(Collected data)
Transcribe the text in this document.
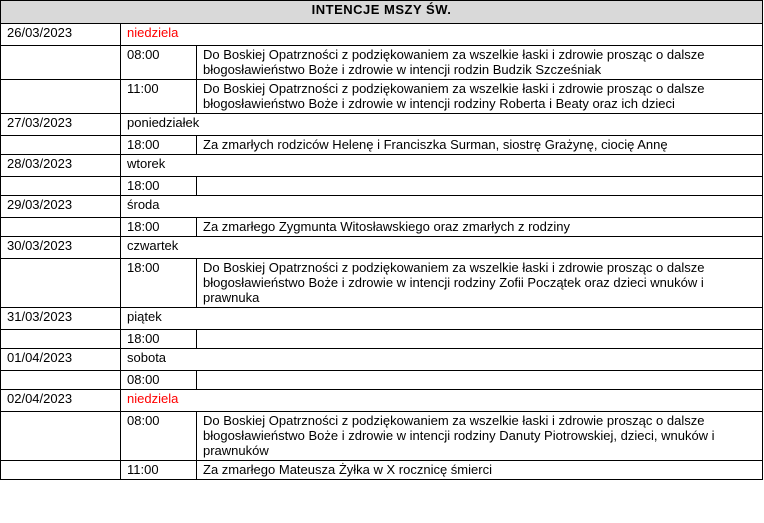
INTENCJE MSZY ŚW.		
26/03/2023	niedziela	
	08:00	Do Boskiej Opatrzności z podziękowaniem za wszelkie łaski i zdrowie prosząc o dalsze błogosławieństwo Boże i zdrowie w intencji rodzin Budzik Szcześniak
	11:00	Do Boskiej Opatrzności z podziękowaniem za wszelkie łaski i zdrowie prosząc o dalsze błogosławieństwo Boże i zdrowie w intencji rodziny Roberta i Beaty oraz ich dzieci
27/03/2023	poniedziałek	
	18:00	Za zmarłych rodziców Helenę i Franciszka Surman, siostrę Grażynę, ciocię Annę
28/03/2023	wtorek	
	18:00	
29/03/2023	środa	
	18:00	Za zmarłego Zygmunta Witosławskiego oraz zmarłych z rodziny
30/03/2023	czwartek	
	18:00	Do Boskiej Opatrzności z podziękowaniem za wszelkie łaski i zdrowie prosząc o dalsze błogosławieństwo Boże i zdrowie w intencji rodziny Zofii Początek oraz dzieci wnuków i prawnuka
31/03/2023	piątek	
	18:00	
01/04/2023	sobota	
	08:00	
02/04/2023	niedziela	
	08:00	Do Boskiej Opatrzności z podziękowaniem za wszelkie łaski i zdrowie prosząc o dalsze błogosławieństwo Boże i zdrowie w intencji rodziny Danuty Piotrowskiej, dzieci, wnuków i prawnuków
	11:00	Za zmarłego Mateusza Żyłka w X rocznicę śmierci
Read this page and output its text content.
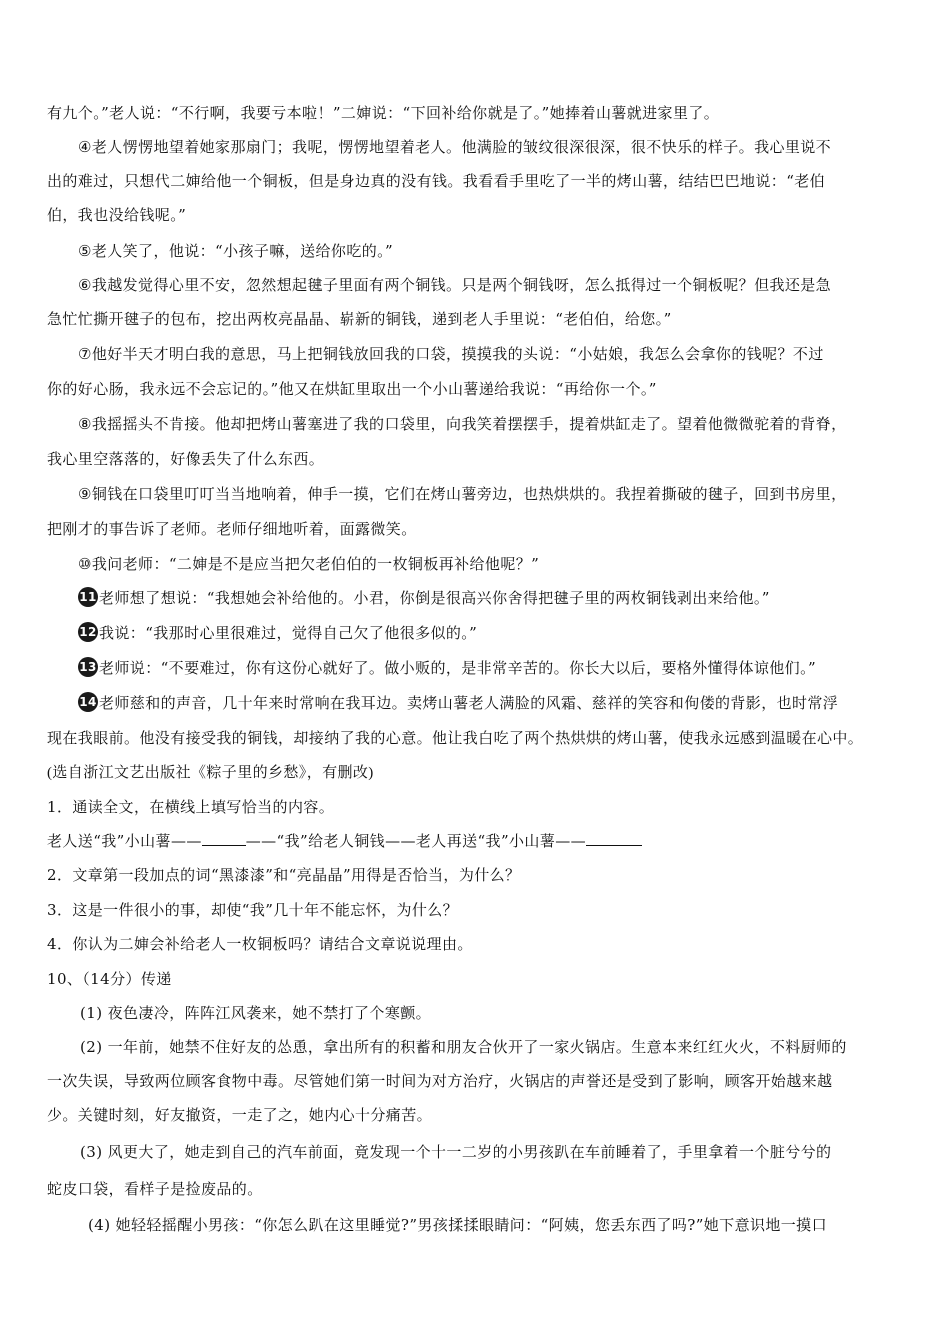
有九个。”老人说：“不行啊，我要亏本啦！”二婶说：“下回补给你就是了。”她捧着山薯就进家里了。
④老人愣愣地望着她家那扇门；我呢，愣愣地望着老人。他满脸的皱纹很深很深，很不快乐的样子。我心里说不
出的难过，只想代二婶给他一个铜板，但是身边真的没有钱。我看看手里吃了一半的烤山薯，结结巴巴地说：“老伯
伯，我也没给钱呢。”
⑤老人笑了，他说：“小孩子嘛，送给你吃的。”
⑥我越发觉得心里不安，忽然想起毽子里面有两个铜钱。只是两个铜钱呀，怎么抵得过一个铜板呢？但我还是急
急忙忙撕开毽子的包布，挖出两枚亮晶晶、崭新的铜钱，递到老人手里说：“老伯伯，给您。”
⑦他好半天才明白我的意思，马上把铜钱放回我的口袋，摸摸我的头说：“小姑娘，我怎么会拿你的钱呢？不过
你的好心肠，我永远不会忘记的。”他又在烘缸里取出一个小山薯递给我说：“再给你一个。”
⑧我摇摇头不肯接。他却把烤山薯塞进了我的口袋里，向我笑着摆摆手，提着烘缸走了。望着他微微驼着的背脊，
我心里空落落的，好像丢失了什么东西。
⑨铜钱在口袋里叮叮当当地响着，伸手一摸，它们在烤山薯旁边，也热烘烘的。我捏着撕破的毽子，回到书房里，
把刚才的事告诉了老师。老师仔细地听着，面露微笑。
⑩我问老师：“二婶是不是应当把欠老伯伯的一枚铜板再补给他呢？”
11 老师想了想说：“我想她会补给他的。小君，你倒是很高兴你舍得把毽子里的两枚铜钱剥出来给他。”
12 我说：“我那时心里很难过，觉得自己欠了他很多似的。”
13 老师说：“不要难过，你有这份心就好了。做小贩的，是非常辛苦的。你长大以后，要格外懂得体谅他们。”
14 老师慈和的声音，几十年来时常响在我耳边。卖烤山薯老人满脸的风霜、慈祥的笑容和佝偻的背影，也时常浮
现在我眼前。他没有接受我的铜钱，却接纳了我的心意。他让我白吃了两个热烘烘的烤山薯，使我永远感到温暖在心中。
(选自浙江文艺出版社《粽子里的乡愁》，有删改)
1．通读全文，在横线上填写恰当的内容。
老人送“我”小山薯——	——“我”给老人铜钱——老人再送“我”小山薯——
2．文章第一段加点的词“黑漆漆”和“亮晶晶”用得是否恰当，为什么？
3．这是一件很小的事，却使“我”几十年不能忘怀，为什么？
4．你认为二婶会补给老人一枚铜板吗？请结合文章说说理由。
10、（14分）传递
(1) 夜色凄冷，阵阵江风袭来，她不禁打了个寒颤。
(2) 一年前，她禁不住好友的怂恿，拿出所有的积蓄和朋友合伙开了一家火锅店。生意本来红红火火，不料厨师的
一次失误，导致两位顾客食物中毒。尽管她们第一时间为对方治疗，火锅店的声誉还是受到了影响，顾客开始越来越
少。关键时刻，好友撤资，一走了之，她内心十分痛苦。
(3) 风更大了，她走到自己的汽车前面，竟发现一个十一二岁的小男孩趴在车前睡着了，手里拿着一个脏兮兮的
蛇皮口袋，看样子是捡废品的。
(4) 她轻轻摇醒小男孩：“你怎么趴在这里睡觉?”男孩揉揉眼睛问：“阿姨，您丢东西了吗?”她下意识地一摸口
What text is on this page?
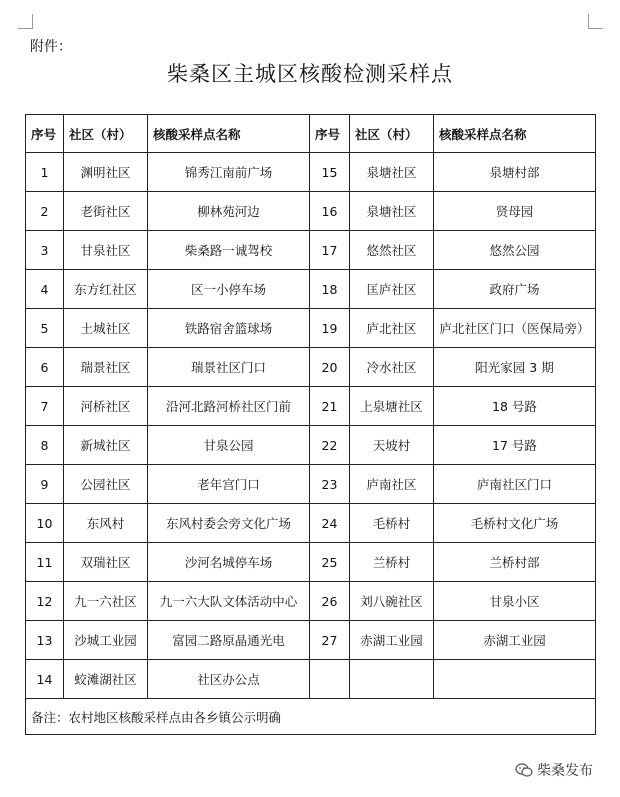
附件：
柴桑区主城区核酸检测采样点
序号	社区（村）	核酸采样点名称	序号	社区（村）	核酸采样点名称
1	渊明社区	锦秀江南前广场	15	泉塘社区	泉塘村部
2	老街社区	柳林苑河边	16	泉塘社区	贤母园
3	甘泉社区	柴桑路一诚驾校	17	悠然社区	悠然公园
4	东方红社区	区一小停车场	18	匡庐社区	政府广场
5	土城社区	铁路宿舍篮球场	19	庐北社区	庐北社区门口（医保局旁）
6	瑞景社区	瑞景社区门口	20	冷水社区	阳光家园 3 期
7	河桥社区	沿河北路河桥社区门前	21	上泉塘社区	18 号路
8	新城社区	甘泉公园	22	天坡村	17 号路
9	公园社区	老年宫门口	23	庐南社区	庐南社区门口
10	东风村	东风村委会旁文化广场	24	毛桥村	毛桥村文化广场
11	双瑞社区	沙河名城停车场	25	兰桥村	兰桥村部
12	九一六社区	九一六大队文体活动中心	26	刘八碗社区	甘泉小区
13	沙城工业园	富园二路原晶通光电	27	赤湖工业园	赤湖工业园
14	蛟滩湖社区	社区办公点			
备注：农村地区核酸采样点由各乡镇公示明确					
柴桑发布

:: The problem ::
Transcribe the whole listing exactly. Pictures are excluded.

:: Solution to this problem ::
Transcribe the text in this document.
INTENCJE MSZY ŚW.		
26/03/2023	niedziela	
	08:00	Do Boskiej Opatrzności z podziękowaniem za wszelkie łaski i zdrowie prosząc o dalsze błogosławieństwo Boże i zdrowie w intencji rodzin Budzik Szcześniak
	11:00	Do Boskiej Opatrzności z podziękowaniem za wszelkie łaski i zdrowie prosząc o dalsze błogosławieństwo Boże i zdrowie w intencji rodziny Roberta i Beaty oraz ich dzieci
27/03/2023	poniedziałek	
	18:00	Za zmarłych rodziców Helenę i Franciszka Surman, siostrę Grażynę, ciocię Annę
28/03/2023	wtorek	
	18:00	
29/03/2023	środa	
	18:00	Za zmarłego Zygmunta Witosławskiego oraz zmarłych z rodziny
30/03/2023	czwartek	
	18:00	Do Boskiej Opatrzności z podziękowaniem za wszelkie łaski i zdrowie prosząc o dalsze błogosławieństwo Boże i zdrowie w intencji rodziny Zofii Początek oraz dzieci wnuków i prawnuka
31/03/2023	piątek	
	18:00	
01/04/2023	sobota	
	08:00	
02/04/2023	niedziela	
	08:00	Do Boskiej Opatrzności z podziękowaniem za wszelkie łaski i zdrowie prosząc o dalsze błogosławieństwo Boże i zdrowie w intencji rodziny Danuty Piotrowskiej, dzieci, wnuków i prawnuków
	11:00	Za zmarłego Mateusza Żyłka w X rocznicę śmierci
Read this page and output its text content.
有九个。”老人说：“不行啊，我要亏本啦！”二婶说：“下回补给你就是了。”她捧着山薯就进家里了。
④老人愣愣地望着她家那扇门；我呢，愣愣地望着老人。他满脸的皱纹很深很深，很不快乐的样子。我心里说不
出的难过，只想代二婶给他一个铜板，但是身边真的没有钱。我看看手里吃了一半的烤山薯，结结巴巴地说：“老伯
伯，我也没给钱呢。”
⑤老人笑了，他说：“小孩子嘛，送给你吃的。”
⑥我越发觉得心里不安，忽然想起毽子里面有两个铜钱。只是两个铜钱呀，怎么抵得过一个铜板呢？但我还是急
急忙忙撕开毽子的包布，挖出两枚亮晶晶、崭新的铜钱，递到老人手里说：“老伯伯，给您。”
⑦他好半天才明白我的意思，马上把铜钱放回我的口袋，摸摸我的头说：“小姑娘，我怎么会拿你的钱呢？不过
你的好心肠，我永远不会忘记的。”他又在烘缸里取出一个小山薯递给我说：“再给你一个。”
⑧我摇摇头不肯接。他却把烤山薯塞进了我的口袋里，向我笑着摆摆手，提着烘缸走了。望着他微微驼着的背脊，
我心里空落落的，好像丢失了什么东西。
⑨铜钱在口袋里叮叮当当地响着，伸手一摸，它们在烤山薯旁边，也热烘烘的。我捏着撕破的毽子，回到书房里，
把刚才的事告诉了老师。老师仔细地听着，面露微笑。
⑩我问老师：“二婶是不是应当把欠老伯伯的一枚铜板再补给他呢？”
11 老师想了想说：“我想她会补给他的。小君，你倒是很高兴你舍得把毽子里的两枚铜钱剥出来给他。”
12 我说：“我那时心里很难过，觉得自己欠了他很多似的。”
13 老师说：“不要难过，你有这份心就好了。做小贩的，是非常辛苦的。你长大以后，要格外懂得体谅他们。”
14 老师慈和的声音，几十年来时常响在我耳边。卖烤山薯老人满脸的风霜、慈祥的笑容和佝偻的背影，也时常浮
现在我眼前。他没有接受我的铜钱，却接纳了我的心意。他让我白吃了两个热烘烘的烤山薯，使我永远感到温暖在心中。
(选自浙江文艺出版社《粽子里的乡愁》，有删改)
1．通读全文，在横线上填写恰当的内容。
老人送“我”小山薯——	——“我”给老人铜钱——老人再送“我”小山薯——
2．文章第一段加点的词“黑漆漆”和“亮晶晶”用得是否恰当，为什么？
3．这是一件很小的事，却使“我”几十年不能忘怀，为什么？
4．你认为二婶会补给老人一枚铜板吗？请结合文章说说理由。
10、（14分）传递
(1) 夜色凄冷，阵阵江风袭来，她不禁打了个寒颤。
(2) 一年前，她禁不住好友的怂恿，拿出所有的积蓄和朋友合伙开了一家火锅店。生意本来红红火火，不料厨师的
一次失误，导致两位顾客食物中毒。尽管她们第一时间为对方治疗，火锅店的声誉还是受到了影响，顾客开始越来越
少。关键时刻，好友撤资，一走了之，她内心十分痛苦。
(3) 风更大了，她走到自己的汽车前面，竟发现一个十一二岁的小男孩趴在车前睡着了，手里拿着一个脏兮兮的
蛇皮口袋，看样子是捡废品的。
(4) 她轻轻摇醒小男孩：“你怎么趴在这里睡觉?”男孩揉揉眼睛问：“阿姨，您丢东西了吗?”她下意识地一摸口
What text is on this page?
附件：
柴桑区主城区核酸检测采样点
序号	社区（村）	核酸采样点名称	序号	社区（村）	核酸采样点名称
1	渊明社区	锦秀江南前广场	15	泉塘社区	泉塘村部
2	老街社区	柳林苑河边	16	泉塘社区	贤母园
3	甘泉社区	柴桑路一诚驾校	17	悠然社区	悠然公园
4	东方红社区	区一小停车场	18	匡庐社区	政府广场
5	土城社区	铁路宿舍篮球场	19	庐北社区	庐北社区门口（医保局旁）
6	瑞景社区	瑞景社区门口	20	冷水社区	阳光家园 3 期
7	河桥社区	沿河北路河桥社区门前	21	上泉塘社区	18 号路
8	新城社区	甘泉公园	22	天坡村	17 号路
9	公园社区	老年宫门口	23	庐南社区	庐南社区门口
10	东风村	东风村委会旁文化广场	24	毛桥村	毛桥村文化广场
11	双瑞社区	沙河名城停车场	25	兰桥村	兰桥村部
12	九一六社区	九一六大队文体活动中心	26	刘八碗社区	甘泉小区
13	沙城工业园	富园二路原晶通光电	27	赤湖工业园	赤湖工业园
14	蛟滩湖社区	社区办公点			
备注：农村地区核酸采样点由各乡镇公示明确					
柴桑发布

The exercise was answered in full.